** start of RECORDED DATA **

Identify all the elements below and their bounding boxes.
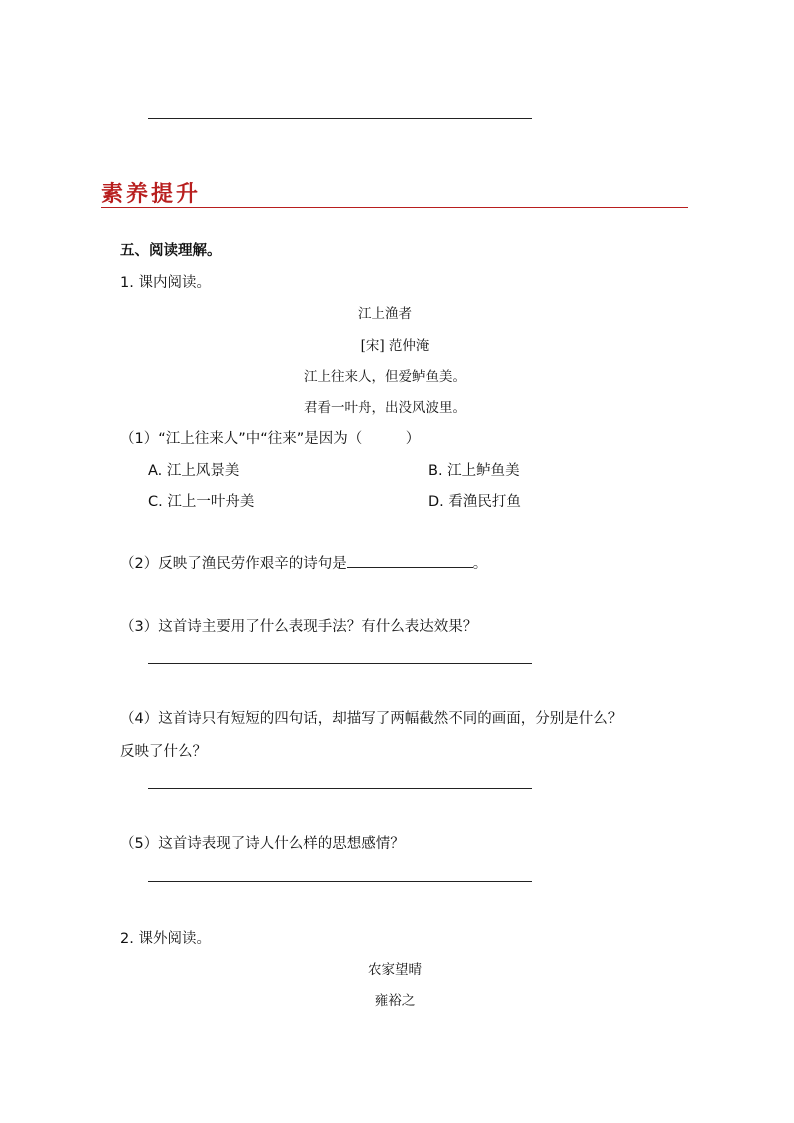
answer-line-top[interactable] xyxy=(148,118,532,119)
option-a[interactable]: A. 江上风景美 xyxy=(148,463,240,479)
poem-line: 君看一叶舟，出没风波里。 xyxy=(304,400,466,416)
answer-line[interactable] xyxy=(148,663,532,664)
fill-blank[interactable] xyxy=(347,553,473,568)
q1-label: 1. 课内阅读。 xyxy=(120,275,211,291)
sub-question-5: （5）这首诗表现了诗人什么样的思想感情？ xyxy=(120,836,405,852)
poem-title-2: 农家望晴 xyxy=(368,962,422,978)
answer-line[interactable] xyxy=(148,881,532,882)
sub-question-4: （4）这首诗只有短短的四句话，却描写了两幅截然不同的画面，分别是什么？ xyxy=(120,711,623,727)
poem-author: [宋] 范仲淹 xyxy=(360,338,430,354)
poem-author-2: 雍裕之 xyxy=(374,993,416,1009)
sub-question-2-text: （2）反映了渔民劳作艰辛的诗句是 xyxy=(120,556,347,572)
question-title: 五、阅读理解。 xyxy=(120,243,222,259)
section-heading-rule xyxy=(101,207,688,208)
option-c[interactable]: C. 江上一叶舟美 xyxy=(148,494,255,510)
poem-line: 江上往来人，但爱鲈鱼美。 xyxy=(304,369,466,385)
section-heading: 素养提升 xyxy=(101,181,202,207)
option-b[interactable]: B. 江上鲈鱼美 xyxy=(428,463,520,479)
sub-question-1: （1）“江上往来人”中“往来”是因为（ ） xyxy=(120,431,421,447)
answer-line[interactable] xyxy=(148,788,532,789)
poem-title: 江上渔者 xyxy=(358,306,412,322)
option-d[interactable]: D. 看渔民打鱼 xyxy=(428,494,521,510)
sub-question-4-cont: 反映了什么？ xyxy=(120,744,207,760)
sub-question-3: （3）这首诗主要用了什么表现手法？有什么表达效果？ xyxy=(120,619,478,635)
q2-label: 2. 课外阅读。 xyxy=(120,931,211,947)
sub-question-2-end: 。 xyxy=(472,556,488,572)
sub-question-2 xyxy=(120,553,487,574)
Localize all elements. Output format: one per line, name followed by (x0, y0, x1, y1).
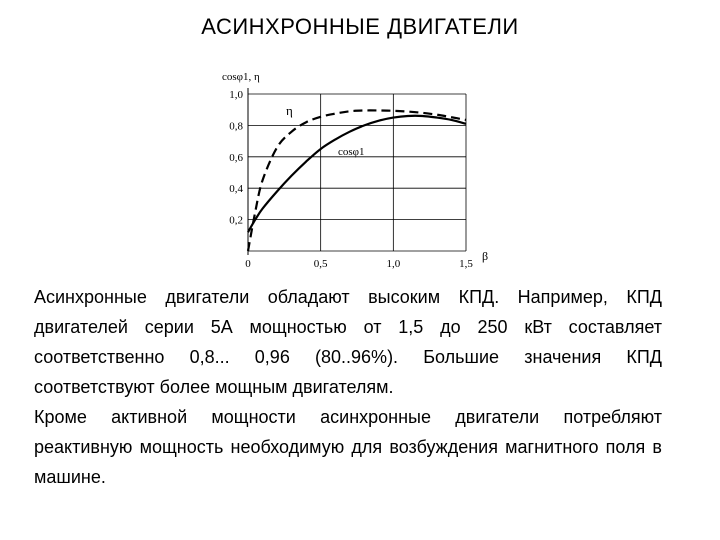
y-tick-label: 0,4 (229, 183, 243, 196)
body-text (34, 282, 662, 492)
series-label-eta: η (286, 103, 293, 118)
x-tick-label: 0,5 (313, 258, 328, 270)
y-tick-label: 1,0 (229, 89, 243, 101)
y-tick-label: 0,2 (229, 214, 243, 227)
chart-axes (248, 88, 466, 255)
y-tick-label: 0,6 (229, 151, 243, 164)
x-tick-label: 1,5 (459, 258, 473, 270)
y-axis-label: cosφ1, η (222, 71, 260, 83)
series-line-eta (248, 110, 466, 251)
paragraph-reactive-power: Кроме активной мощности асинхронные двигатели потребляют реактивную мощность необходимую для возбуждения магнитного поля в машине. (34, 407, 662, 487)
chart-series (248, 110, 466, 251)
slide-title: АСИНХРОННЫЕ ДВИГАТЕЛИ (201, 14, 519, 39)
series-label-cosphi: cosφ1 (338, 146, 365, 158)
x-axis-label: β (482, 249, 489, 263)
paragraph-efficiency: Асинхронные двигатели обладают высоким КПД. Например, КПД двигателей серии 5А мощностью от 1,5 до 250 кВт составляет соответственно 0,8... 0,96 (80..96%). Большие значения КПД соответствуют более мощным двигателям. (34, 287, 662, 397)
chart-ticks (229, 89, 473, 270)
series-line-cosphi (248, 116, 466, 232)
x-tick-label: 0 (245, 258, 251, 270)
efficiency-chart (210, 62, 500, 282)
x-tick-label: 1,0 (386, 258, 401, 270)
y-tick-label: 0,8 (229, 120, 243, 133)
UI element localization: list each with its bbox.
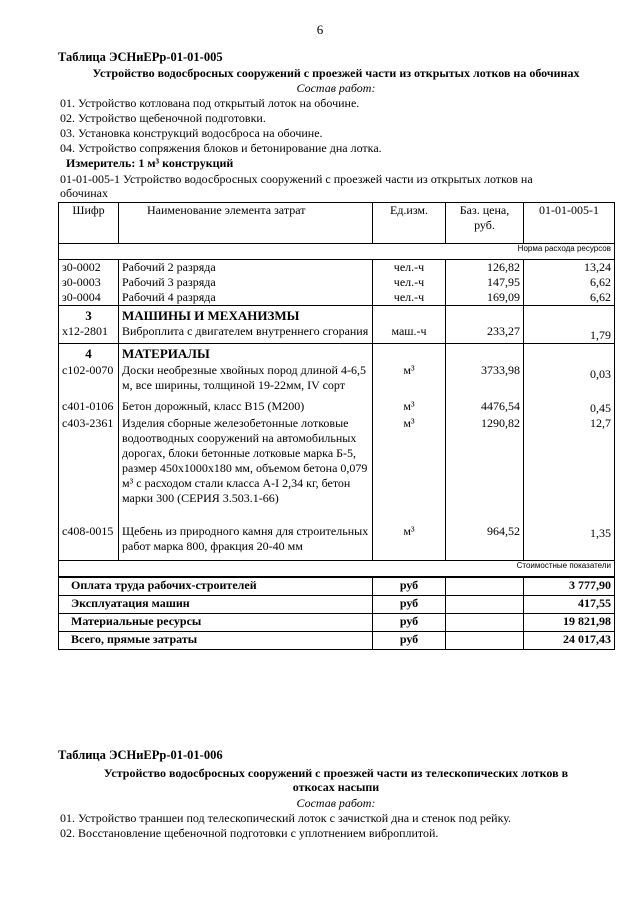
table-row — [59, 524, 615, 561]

** end of RECORDED DATA **

» TASK BRIEF: Select and copy every line in the records above that contains the string "author", matching its case exactly.

» RESULT FOR THIS EXERCISE:
poem-author: [宋] 范仲淹 xyxy=(360,338,430,354)
poem-author-2: 雍裕之 xyxy=(374,993,416,1009)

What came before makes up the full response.